Select and copy every line of the records below that contains the word "جزیی".

>> START Dataset extract

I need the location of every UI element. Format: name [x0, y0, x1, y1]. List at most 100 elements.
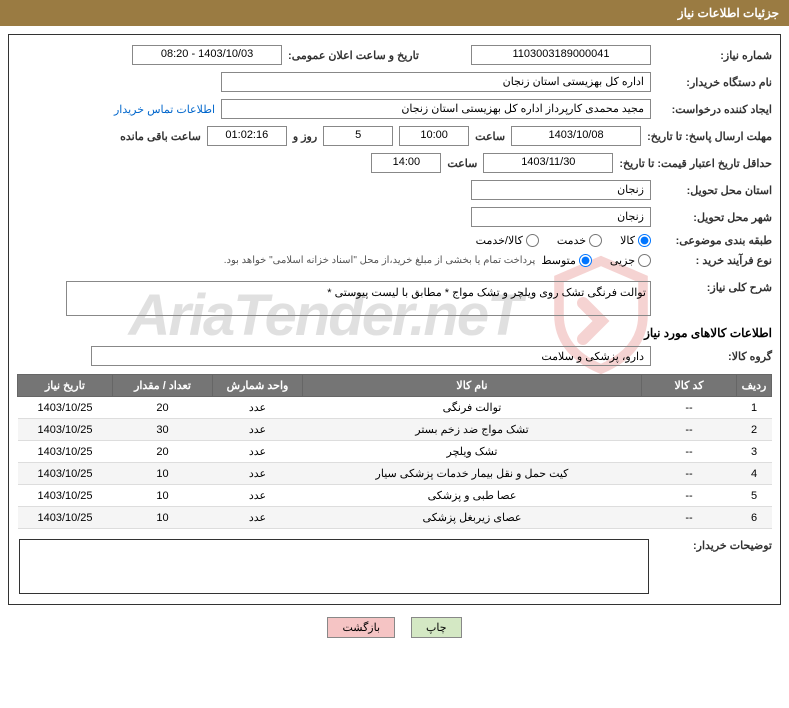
- class-radio-khedmat[interactable]: خدمت: [557, 234, 602, 247]
- table-header-row: ردیفکد کالانام کالاواحد شمارشتعداد / مقد…: [18, 375, 772, 397]
- form-panel: AriaTender.neT شماره نیاز: 1103003189000…: [8, 34, 781, 605]
- table-cell: 2: [737, 419, 772, 441]
- table-row: 6--عصای زیربغل پزشکیعدد101403/10/25: [18, 507, 772, 529]
- row-requester: ایجاد کننده درخواست: مجید محمدی کارپرداز…: [17, 99, 772, 119]
- table-cell: 1403/10/25: [18, 397, 113, 419]
- table-cell: 6: [737, 507, 772, 529]
- table-row: 1--توالت فرنگیعدد201403/10/25: [18, 397, 772, 419]
- table-cell: 1: [737, 397, 772, 419]
- contact-link[interactable]: اطلاعات تماس خریدار: [114, 103, 215, 116]
- table-cell: 20: [113, 441, 213, 463]
- table-cell: کیت حمل و نقل بیمار خدمات پزشکی سیار: [303, 463, 642, 485]
- table-header: تاریخ نیاز: [18, 375, 113, 397]
- table-cell: 1403/10/25: [18, 419, 113, 441]
- announce-value: 1403/10/03 - 08:20: [132, 45, 282, 65]
- page-title: جزئیات اطلاعات نیاز: [678, 6, 779, 20]
- row-deadline: مهلت ارسال پاسخ: تا تاریخ: 1403/10/08 سا…: [17, 126, 772, 146]
- row-need-no: شماره نیاز: 1103003189000041 تاریخ و ساع…: [17, 45, 772, 65]
- page-header: جزئیات اطلاعات نیاز: [0, 0, 789, 26]
- time-label-1: ساعت: [475, 130, 505, 143]
- desc-label: شرح کلی نیاز:: [657, 281, 772, 294]
- time-label-2: ساعت: [447, 157, 477, 170]
- deadline-label: مهلت ارسال پاسخ: تا تاریخ:: [647, 130, 772, 143]
- goods-section-title: اطلاعات کالاهای مورد نیاز: [17, 326, 772, 340]
- table-cell: 5: [737, 485, 772, 507]
- table-cell: --: [642, 485, 737, 507]
- class-radio-both[interactable]: کالا/خدمت: [476, 234, 539, 247]
- row-description: شرح کلی نیاز: توالت فرنگی تشک روی ویلچر …: [17, 281, 772, 316]
- table-cell: عدد: [213, 441, 303, 463]
- table-cell: --: [642, 463, 737, 485]
- class-radio-group: کالا خدمت کالا/خدمت: [476, 234, 651, 247]
- buyer-org-label: نام دستگاه خریدار:: [657, 76, 772, 89]
- table-cell: 3: [737, 441, 772, 463]
- validity-label: حداقل تاریخ اعتبار قیمت: تا تاریخ:: [619, 157, 772, 170]
- deadline-time: 10:00: [399, 126, 469, 146]
- row-province: استان محل تحویل: زنجان: [17, 180, 772, 200]
- table-header: ردیف: [737, 375, 772, 397]
- radio-input[interactable]: [589, 234, 602, 247]
- proc-label: نوع فرآیند خرید :: [657, 254, 772, 267]
- radio-input[interactable]: [638, 254, 651, 267]
- buyer-org-value: اداره کل بهزیستی استان زنجان: [221, 72, 651, 92]
- row-validity: حداقل تاریخ اعتبار قیمت: تا تاریخ: 1403/…: [17, 153, 772, 173]
- table-cell: 1403/10/25: [18, 441, 113, 463]
- class-radio-kala[interactable]: کالا: [620, 234, 651, 247]
- group-label: گروه کالا:: [657, 350, 772, 363]
- radio-input[interactable]: [526, 234, 539, 247]
- table-cell: توالت فرنگی: [303, 397, 642, 419]
- row-group: گروه کالا: دارو، پزشکی و سلامت: [17, 346, 772, 366]
- days-and-label: روز و: [293, 130, 317, 143]
- table-row: 2--تشک مواج ضد زخم بسترعدد301403/10/25: [18, 419, 772, 441]
- table-header: تعداد / مقدار: [113, 375, 213, 397]
- countdown-value: 01:02:16: [207, 126, 287, 146]
- province-label: استان محل تحویل:: [657, 184, 772, 197]
- radio-input[interactable]: [638, 234, 651, 247]
- table-row: 5--عصا طبی و پزشکیعدد101403/10/25: [18, 485, 772, 507]
- table-body: 1--توالت فرنگیعدد201403/10/252--تشک مواج…: [18, 397, 772, 529]
- proc-note: پرداخت تمام یا بخشی از مبلغ خرید،از محل …: [224, 255, 536, 266]
- remaining-label: ساعت باقی مانده: [120, 130, 201, 143]
- table-row: 3--تشک ویلچرعدد201403/10/25: [18, 441, 772, 463]
- row-buyer-notes: توضیحات خریدار:: [17, 539, 772, 594]
- deadline-date: 1403/10/08: [511, 126, 641, 146]
- radio-input[interactable]: [579, 254, 592, 267]
- requester-value: مجید محمدی کارپرداز اداره کل بهزیستی است…: [221, 99, 651, 119]
- validity-time: 14:00: [371, 153, 441, 173]
- footer-buttons: چاپ بازگشت: [0, 617, 789, 638]
- table-cell: تشک مواج ضد زخم بستر: [303, 419, 642, 441]
- need-no-label: شماره نیاز:: [657, 49, 772, 62]
- group-value: دارو، پزشکی و سلامت: [91, 346, 651, 366]
- table-cell: عدد: [213, 397, 303, 419]
- table-cell: 10: [113, 463, 213, 485]
- desc-value: توالت فرنگی تشک روی ویلچر و تشک مواج * م…: [66, 281, 651, 316]
- table-cell: --: [642, 397, 737, 419]
- table-cell: عدد: [213, 485, 303, 507]
- table-header: نام کالا: [303, 375, 642, 397]
- row-city: شهر محل تحویل: زنجان: [17, 207, 772, 227]
- proc-radio-minor[interactable]: جزیی: [610, 254, 651, 267]
- table-cell: --: [642, 507, 737, 529]
- table-cell: 1403/10/25: [18, 463, 113, 485]
- table-cell: 10: [113, 485, 213, 507]
- goods-table: ردیفکد کالانام کالاواحد شمارشتعداد / مقد…: [17, 374, 772, 529]
- table-cell: --: [642, 419, 737, 441]
- proc-radio-medium[interactable]: متوسط: [541, 254, 592, 267]
- table-row: 4--کیت حمل و نقل بیمار خدمات پزشکی سیارع…: [18, 463, 772, 485]
- proc-radio-group: جزیی متوسط: [541, 254, 651, 267]
- city-label: شهر محل تحویل:: [657, 211, 772, 224]
- table-cell: 10: [113, 507, 213, 529]
- buyer-notes-label: توضیحات خریدار:: [657, 539, 772, 552]
- row-process: نوع فرآیند خرید : جزیی متوسط پرداخت تمام…: [17, 254, 772, 267]
- days-value: 5: [323, 126, 393, 146]
- buyer-notes-input[interactable]: [19, 539, 649, 594]
- table-cell: عدد: [213, 419, 303, 441]
- table-cell: تشک ویلچر: [303, 441, 642, 463]
- province-value: زنجان: [471, 180, 651, 200]
- print-button[interactable]: چاپ: [411, 617, 462, 638]
- table-cell: --: [642, 441, 737, 463]
- need-no-value: 1103003189000041: [471, 45, 651, 65]
- announce-label: تاریخ و ساعت اعلان عمومی:: [288, 49, 419, 62]
- back-button[interactable]: بازگشت: [327, 617, 395, 638]
- table-cell: عصای زیربغل پزشکی: [303, 507, 642, 529]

>> END Dataset extract

• [Task result]:
- proc-radio-minor[interactable]: جزیی: [610, 254, 651, 267]
- proc-radio-group: جزیی متوسط: [541, 254, 651, 267]
- row-process: نوع فرآیند خرید : جزیی متوسط پرداخت تمام…: [17, 254, 772, 267]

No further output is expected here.